DIRECTIVE
Count lines with the string "option" in them. State the number alone.

Dataset excerpt

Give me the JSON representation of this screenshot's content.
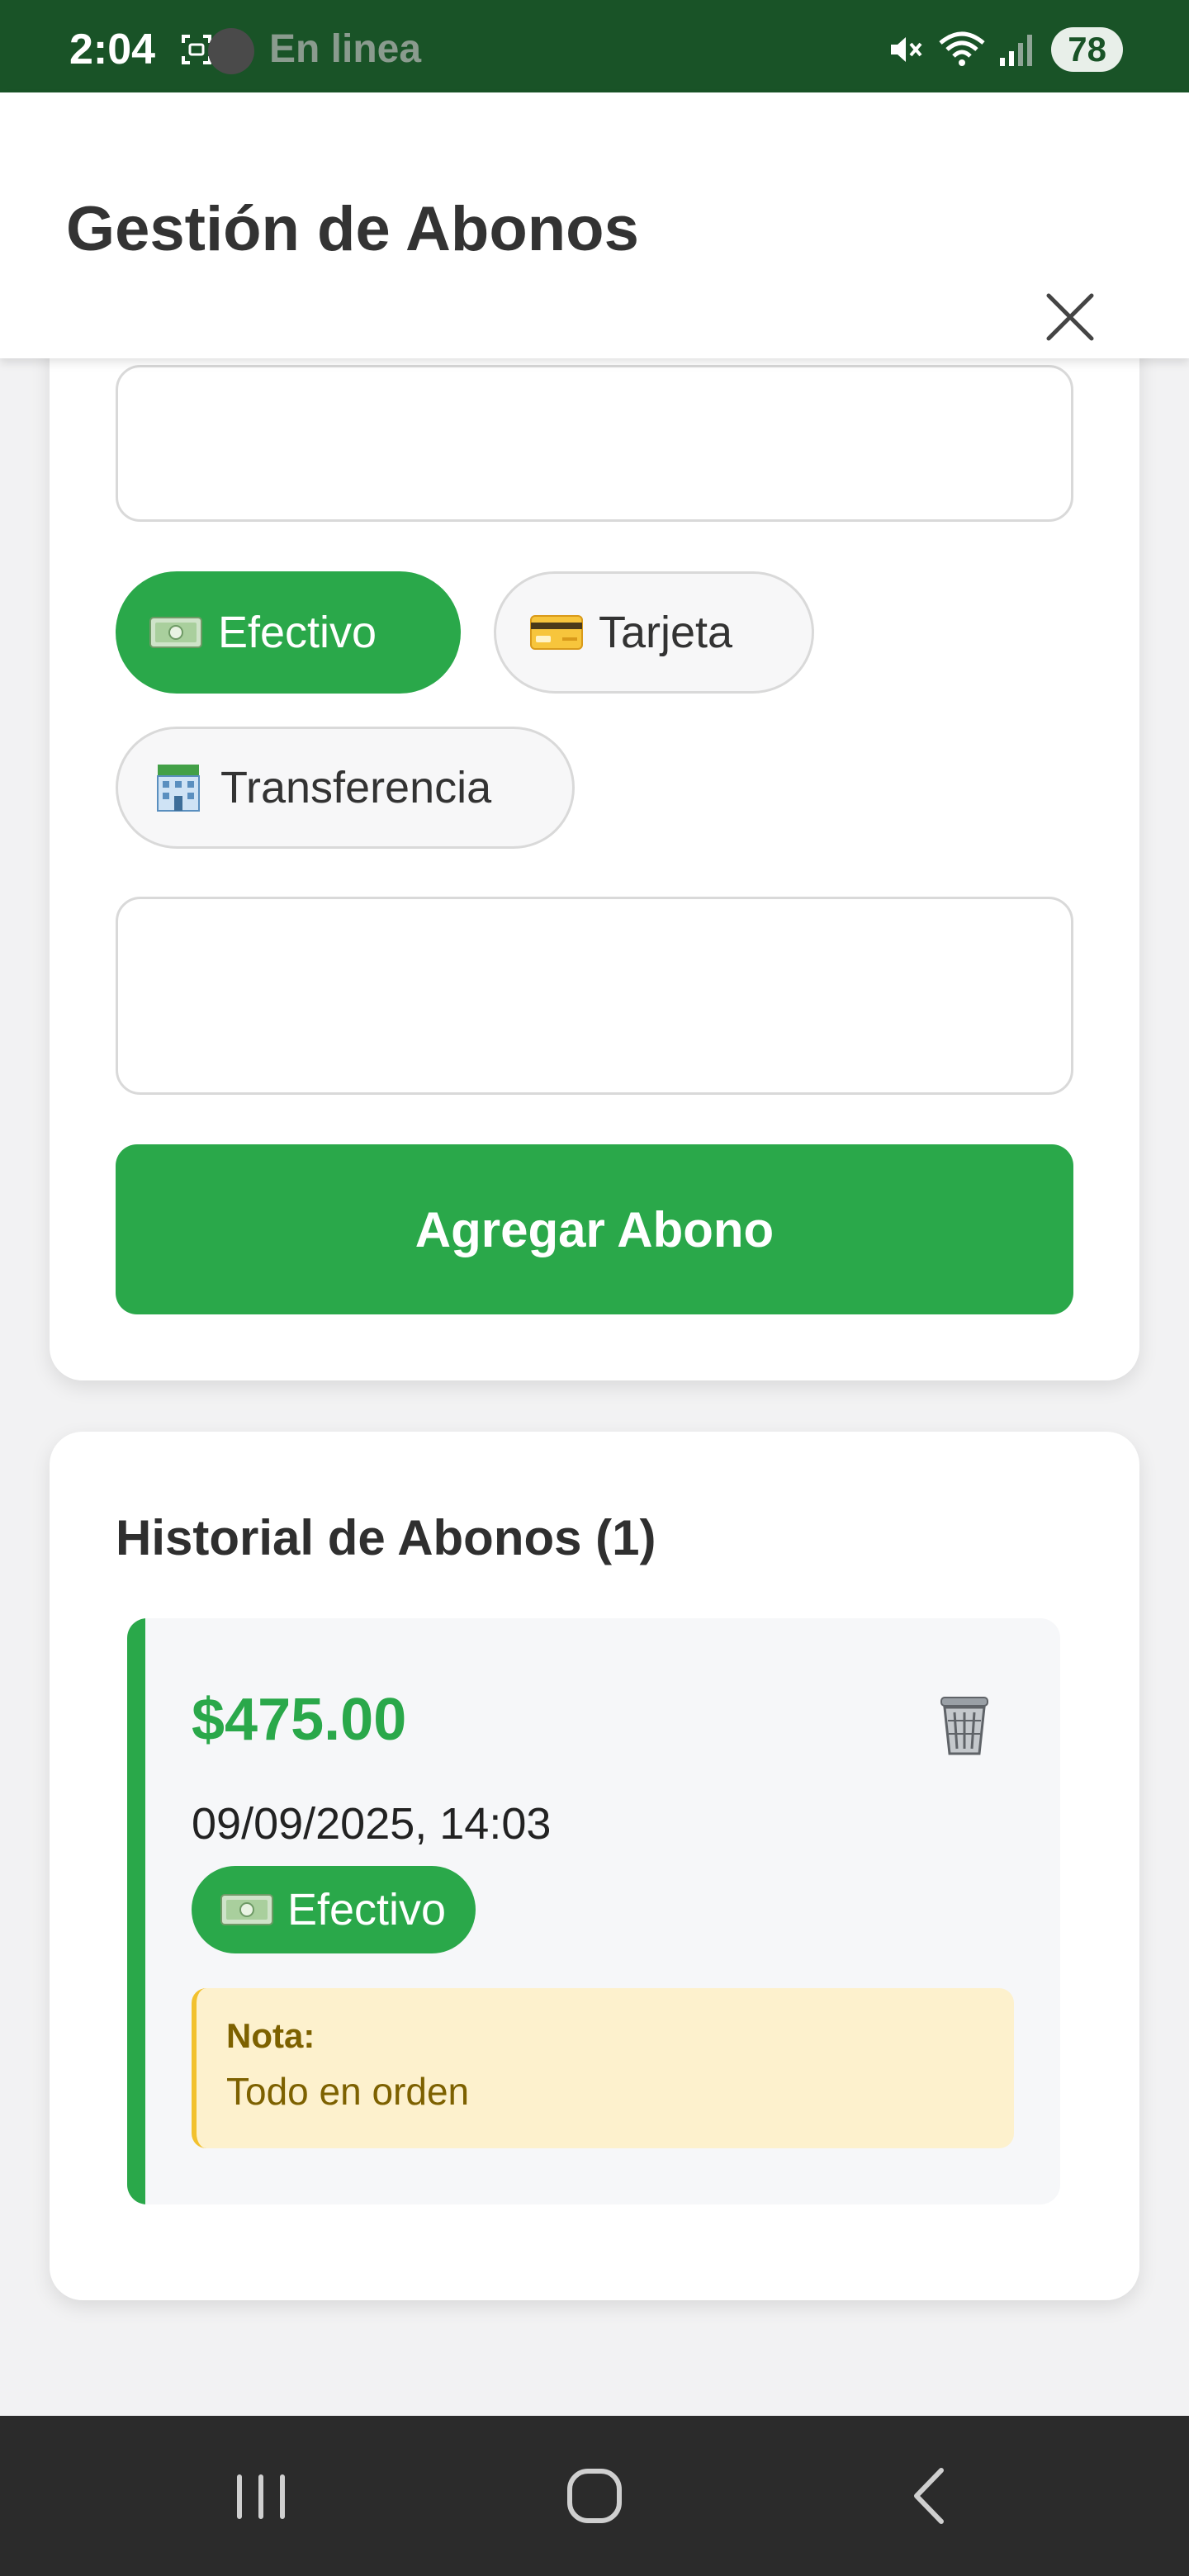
{
  "status_bar": {
    "time": "2:04",
    "online_text": "En linea",
    "battery": "78"
  },
  "header": {
    "title": "Gestión de Abonos",
    "close_icon": "close-icon"
  },
  "form": {
    "amount_value": "",
    "payment_methods": [
      {
        "label": "Efectivo",
        "icon": "cash-icon",
        "selected": true
      },
      {
        "label": "Tarjeta",
        "icon": "credit-card-icon",
        "selected": false
      },
      {
        "label": "Transferencia",
        "icon": "bank-icon",
        "selected": false
      }
    ],
    "note_value": "",
    "submit_label": "Agregar Abono"
  },
  "history": {
    "title": "Historial de Abonos (1)",
    "entries": [
      {
        "amount": "$475.00",
        "datetime": "09/09/2025, 14:03",
        "method": "Efectivo",
        "method_icon": "cash-icon",
        "note_label": "Nota:",
        "note": "Todo en orden",
        "delete_icon": "trash-icon"
      }
    ]
  },
  "colors": {
    "status_bar": "#195327",
    "accent_green": "#2aa84a",
    "note_background": "#fdf1cd",
    "note_border": "#f2c12e",
    "note_text": "#7d6100",
    "nav_bar": "#2b2b2b"
  }
}
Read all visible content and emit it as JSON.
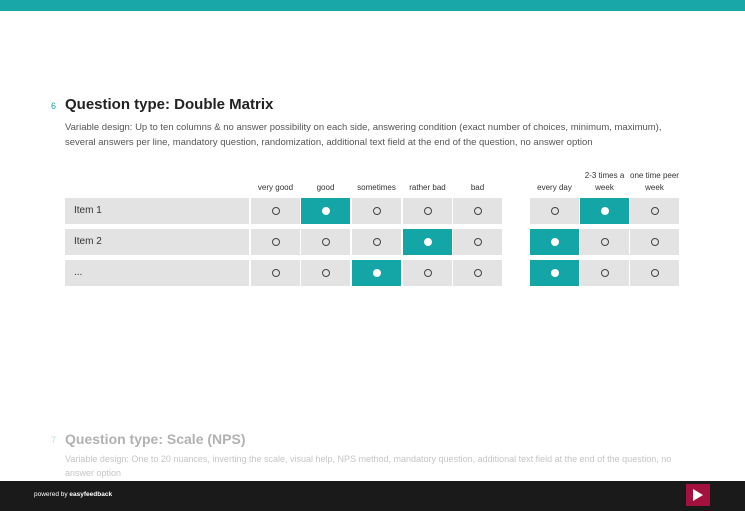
{
  "question6": {
    "number": "6",
    "title": "Question type: Double Matrix",
    "description": "Variable design: Up to ten columns & no answer possibility on each side, answering condition (exact number of choices, minimum, maximum), several answers per line, mandatory question, randomization, additional text field at the end of the question, no answer option",
    "left_columns": [
      "very good",
      "good",
      "sometimes",
      "rather bad",
      "bad"
    ],
    "right_columns": [
      "every day",
      "2-3 times a week",
      "one time peer week"
    ],
    "rows": [
      {
        "label": "Item 1",
        "left_selected": 1,
        "right_selected": 1
      },
      {
        "label": "Item 2",
        "left_selected": 3,
        "right_selected": 0
      },
      {
        "label": "...",
        "left_selected": 2,
        "right_selected": 0
      }
    ]
  },
  "question7": {
    "number": "7",
    "title": "Question type: Scale (NPS)",
    "description": "Variable design: One to 20 nuances, inverting the scale, visual help, NPS method, mandatory question, additional text field at the end of the question, no answer option"
  },
  "footer": {
    "powered_by": "powered by",
    "brand": "easyfeedback"
  },
  "icons": {
    "next": "play-arrow-icon"
  },
  "colors": {
    "accent": "#14a5a6",
    "next_button": "#a4113f",
    "footer_bg": "#1a1a1a"
  }
}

RESPONSE TO THIS EXERCISE
2